EXERCISE GOAL —
Print all the data, keeping every line exactly as it is.

--- Begin DATA EXCERPTS ---

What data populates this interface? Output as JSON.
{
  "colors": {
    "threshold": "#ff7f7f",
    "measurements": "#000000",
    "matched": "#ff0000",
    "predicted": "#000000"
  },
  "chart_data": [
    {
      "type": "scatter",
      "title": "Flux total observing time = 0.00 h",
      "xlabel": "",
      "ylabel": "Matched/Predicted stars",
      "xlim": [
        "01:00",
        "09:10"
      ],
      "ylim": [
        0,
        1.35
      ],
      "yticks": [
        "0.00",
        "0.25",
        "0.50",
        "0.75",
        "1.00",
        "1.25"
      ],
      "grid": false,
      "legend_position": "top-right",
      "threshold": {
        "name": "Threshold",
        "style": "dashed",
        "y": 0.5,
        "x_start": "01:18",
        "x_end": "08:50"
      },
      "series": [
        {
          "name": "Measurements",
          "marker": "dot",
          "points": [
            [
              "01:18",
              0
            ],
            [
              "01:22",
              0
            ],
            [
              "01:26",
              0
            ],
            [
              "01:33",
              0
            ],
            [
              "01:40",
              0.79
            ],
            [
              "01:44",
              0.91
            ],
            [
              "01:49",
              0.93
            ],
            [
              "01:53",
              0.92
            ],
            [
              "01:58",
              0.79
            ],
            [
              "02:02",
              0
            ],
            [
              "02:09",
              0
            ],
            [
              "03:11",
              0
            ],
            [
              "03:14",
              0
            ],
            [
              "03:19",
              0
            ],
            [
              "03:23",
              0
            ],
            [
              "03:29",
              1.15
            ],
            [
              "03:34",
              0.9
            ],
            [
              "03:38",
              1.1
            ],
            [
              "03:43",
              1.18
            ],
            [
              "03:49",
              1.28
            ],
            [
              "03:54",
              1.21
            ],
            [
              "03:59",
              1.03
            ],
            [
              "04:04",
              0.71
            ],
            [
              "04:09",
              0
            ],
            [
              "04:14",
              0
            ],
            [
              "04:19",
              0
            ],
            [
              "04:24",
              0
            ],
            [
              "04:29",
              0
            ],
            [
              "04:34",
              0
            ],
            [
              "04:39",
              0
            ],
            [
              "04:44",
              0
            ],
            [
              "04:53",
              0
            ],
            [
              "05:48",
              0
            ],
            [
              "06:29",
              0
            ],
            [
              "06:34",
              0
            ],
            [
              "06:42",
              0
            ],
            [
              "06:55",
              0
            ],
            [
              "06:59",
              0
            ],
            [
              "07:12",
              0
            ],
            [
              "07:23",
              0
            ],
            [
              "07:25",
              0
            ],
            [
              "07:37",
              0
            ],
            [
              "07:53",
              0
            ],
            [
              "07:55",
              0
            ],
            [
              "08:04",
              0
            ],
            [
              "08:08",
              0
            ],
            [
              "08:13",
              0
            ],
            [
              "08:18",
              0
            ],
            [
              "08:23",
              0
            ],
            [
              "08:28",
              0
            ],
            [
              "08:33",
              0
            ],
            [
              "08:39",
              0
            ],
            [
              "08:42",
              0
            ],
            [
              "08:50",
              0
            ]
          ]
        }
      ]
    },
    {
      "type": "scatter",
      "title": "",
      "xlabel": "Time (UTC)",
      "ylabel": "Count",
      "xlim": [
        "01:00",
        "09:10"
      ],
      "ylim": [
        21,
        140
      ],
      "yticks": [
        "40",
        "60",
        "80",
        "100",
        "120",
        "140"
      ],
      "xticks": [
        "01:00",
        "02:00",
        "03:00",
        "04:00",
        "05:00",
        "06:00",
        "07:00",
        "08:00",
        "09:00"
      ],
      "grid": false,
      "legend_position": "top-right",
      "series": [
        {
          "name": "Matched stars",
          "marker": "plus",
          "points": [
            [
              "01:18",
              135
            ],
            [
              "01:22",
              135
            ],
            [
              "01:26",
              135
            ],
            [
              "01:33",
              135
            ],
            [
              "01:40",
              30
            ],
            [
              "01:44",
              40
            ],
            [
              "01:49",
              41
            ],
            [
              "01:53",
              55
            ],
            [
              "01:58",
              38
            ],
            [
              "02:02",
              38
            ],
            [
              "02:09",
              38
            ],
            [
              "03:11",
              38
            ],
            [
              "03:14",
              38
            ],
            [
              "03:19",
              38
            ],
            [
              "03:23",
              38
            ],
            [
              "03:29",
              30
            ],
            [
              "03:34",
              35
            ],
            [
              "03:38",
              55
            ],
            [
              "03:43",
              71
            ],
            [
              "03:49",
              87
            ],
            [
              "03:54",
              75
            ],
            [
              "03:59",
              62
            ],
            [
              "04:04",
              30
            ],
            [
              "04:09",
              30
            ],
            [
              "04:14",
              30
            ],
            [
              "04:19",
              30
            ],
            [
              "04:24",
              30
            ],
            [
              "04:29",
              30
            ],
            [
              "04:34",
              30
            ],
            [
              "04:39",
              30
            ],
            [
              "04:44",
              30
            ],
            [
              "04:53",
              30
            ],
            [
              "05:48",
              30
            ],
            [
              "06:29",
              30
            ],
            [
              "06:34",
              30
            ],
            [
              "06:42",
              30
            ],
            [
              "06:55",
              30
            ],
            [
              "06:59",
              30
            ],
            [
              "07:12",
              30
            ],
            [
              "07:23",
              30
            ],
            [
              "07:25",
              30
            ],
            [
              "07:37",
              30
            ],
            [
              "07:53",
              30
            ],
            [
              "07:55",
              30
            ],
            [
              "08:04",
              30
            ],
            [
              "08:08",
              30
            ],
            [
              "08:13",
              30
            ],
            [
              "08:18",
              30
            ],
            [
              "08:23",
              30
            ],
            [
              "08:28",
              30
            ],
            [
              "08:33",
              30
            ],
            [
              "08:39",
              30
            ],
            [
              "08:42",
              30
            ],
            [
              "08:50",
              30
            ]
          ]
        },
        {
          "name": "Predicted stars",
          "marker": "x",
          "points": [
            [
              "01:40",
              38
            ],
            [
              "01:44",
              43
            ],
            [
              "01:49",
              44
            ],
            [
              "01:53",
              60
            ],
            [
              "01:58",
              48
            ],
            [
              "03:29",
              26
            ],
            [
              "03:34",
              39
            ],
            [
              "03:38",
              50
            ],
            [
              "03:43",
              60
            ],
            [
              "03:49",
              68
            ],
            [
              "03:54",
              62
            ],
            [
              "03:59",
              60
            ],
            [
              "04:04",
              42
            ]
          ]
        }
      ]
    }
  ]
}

--- End DATA EXCERPTS ---

ANSWER —
What data populates this interface? Output as JSON.
{
  "colors": {
    "threshold": "#ff7f7f",
    "measurements": "#000000",
    "matched": "#ff0000",
    "predicted": "#000000"
  },
  "chart_data": [
    {
      "type": "scatter",
      "title": "Flux total observing time = 0.00 h",
      "xlabel": "",
      "ylabel": "Matched/Predicted stars",
      "xlim": [
        "01:00",
        "09:10"
      ],
      "ylim": [
        0,
        1.35
      ],
      "yticks": [
        "0.00",
        "0.25",
        "0.50",
        "0.75",
        "1.00",
        "1.25"
      ],
      "grid": false,
      "legend_position": "top-right",
      "threshold": {
        "name": "Threshold",
        "style": "dashed",
        "y": 0.5,
        "x_start": "01:18",
        "x_end": "08:50"
      },
      "series": [
        {
          "name": "Measurements",
          "marker": "dot",
          "points": [
            [
              "01:18",
              0
            ],
            [
              "01:22",
              0
            ],
            [
              "01:26",
              0
            ],
            [
              "01:33",
              0
            ],
            [
              "01:40",
              0.79
            ],
            [
              "01:44",
              0.91
            ],
            [
              "01:49",
              0.93
            ],
            [
              "01:53",
              0.92
            ],
            [
              "01:58",
              0.79
            ],
            [
              "02:02",
              0
            ],
            [
              "02:09",
              0
            ],
            [
              "03:11",
              0
            ],
            [
              "03:14",
              0
            ],
            [
              "03:19",
              0
            ],
            [
              "03:23",
              0
            ],
            [
              "03:29",
              1.15
            ],
            [
              "03:34",
              0.9
            ],
            [
              "03:38",
              1.1
            ],
            [
              "03:43",
              1.18
            ],
            [
              "03:49",
              1.28
            ],
            [
              "03:54",
              1.21
            ],
            [
              "03:59",
              1.03
            ],
            [
              "04:04",
              0.71
            ],
            [
              "04:09",
              0
            ],
            [
              "04:14",
              0
            ],
            [
              "04:19",
              0
            ],
            [
              "04:24",
              0
            ],
            [
              "04:29",
              0
            ],
            [
              "04:34",
              0
            ],
            [
              "04:39",
              0
            ],
            [
              "04:44",
              0
            ],
            [
              "04:53",
              0
            ],
            [
              "05:48",
              0
            ],
            [
              "06:29",
              0
            ],
            [
              "06:34",
              0
            ],
            [
              "06:42",
              0
            ],
            [
              "06:55",
              0
            ],
            [
              "06:59",
              0
            ],
            [
              "07:12",
              0
            ],
            [
              "07:23",
              0
            ],
            [
              "07:25",
              0
            ],
            [
              "07:37",
              0
            ],
            [
              "07:53",
              0
            ],
            [
              "07:55",
              0
            ],
            [
              "08:04",
              0
            ],
            [
              "08:08",
              0
            ],
            [
              "08:13",
              0
            ],
            [
              "08:18",
              0
            ],
            [
              "08:23",
              0
            ],
            [
              "08:28",
              0
            ],
            [
              "08:33",
              0
            ],
            [
              "08:39",
              0
            ],
            [
              "08:42",
              0
            ],
            [
              "08:50",
              0
            ]
          ]
        }
      ]
    },
    {
      "type": "scatter",
      "title": "",
      "xlabel": "Time (UTC)",
      "ylabel": "Count",
      "xlim": [
        "01:00",
        "09:10"
      ],
      "ylim": [
        21,
        140
      ],
      "yticks": [
        "40",
        "60",
        "80",
        "100",
        "120",
        "140"
      ],
      "xticks": [
        "01:00",
        "02:00",
        "03:00",
        "04:00",
        "05:00",
        "06:00",
        "07:00",
        "08:00",
        "09:00"
      ],
      "grid": false,
      "legend_position": "top-right",
      "series": [
        {
          "name": "Matched stars",
          "marker": "plus",
          "points": [
            [
              "01:18",
              135
            ],
            [
              "01:22",
              135
            ],
            [
              "01:26",
              135
            ],
            [
              "01:33",
              135
            ],
            [
              "01:40",
              30
            ],
            [
              "01:44",
              40
            ],
            [
              "01:49",
              41
            ],
            [
              "01:53",
              55
            ],
            [
              "01:58",
              38
            ],
            [
              "02:02",
              38
            ],
            [
              "02:09",
              38
            ],
            [
              "03:11",
              38
            ],
            [
              "03:14",
              38
            ],
            [
              "03:19",
              38
            ],
            [
              "03:23",
              38
            ],
            [
              "03:29",
              30
            ],
            [
              "03:34",
              35
            ],
            [
              "03:38",
              55
            ],
            [
              "03:43",
              71
            ],
            [
              "03:49",
              87
            ],
            [
              "03:54",
              75
            ],
            [
              "03:59",
              62
            ],
            [
              "04:04",
              30
            ],
            [
              "04:09",
              30
            ],
            [
              "04:14",
              30
            ],
            [
              "04:19",
              30
            ],
            [
              "04:24",
              30
            ],
            [
              "04:29",
              30
            ],
            [
              "04:34",
              30
            ],
            [
              "04:39",
              30
            ],
            [
              "04:44",
              30
            ],
            [
              "04:53",
              30
            ],
            [
              "05:48",
              30
            ],
            [
              "06:29",
              30
            ],
            [
              "06:34",
              30
            ],
            [
              "06:42",
              30
            ],
            [
              "06:55",
              30
            ],
            [
              "06:59",
              30
            ],
            [
              "07:12",
              30
            ],
            [
              "07:23",
              30
            ],
            [
              "07:25",
              30
            ],
            [
              "07:37",
              30
            ],
            [
              "07:53",
              30
            ],
            [
              "07:55",
              30
            ],
            [
              "08:04",
              30
            ],
            [
              "08:08",
              30
            ],
            [
              "08:13",
              30
            ],
            [
              "08:18",
              30
            ],
            [
              "08:23",
              30
            ],
            [
              "08:28",
              30
            ],
            [
              "08:33",
              30
            ],
            [
              "08:39",
              30
            ],
            [
              "08:42",
              30
            ],
            [
              "08:50",
              30
            ]
          ]
        },
        {
          "name": "Predicted stars",
          "marker": "x",
          "points": [
            [
              "01:40",
              38
            ],
            [
              "01:44",
              43
            ],
            [
              "01:49",
              44
            ],
            [
              "01:53",
              60
            ],
            [
              "01:58",
              48
            ],
            [
              "03:29",
              26
            ],
            [
              "03:34",
              39
            ],
            [
              "03:38",
              50
            ],
            [
              "03:43",
              60
            ],
            [
              "03:49",
              68
            ],
            [
              "03:54",
              62
            ],
            [
              "03:59",
              60
            ],
            [
              "04:04",
              42
            ]
          ]
        }
      ]
    }
  ]
}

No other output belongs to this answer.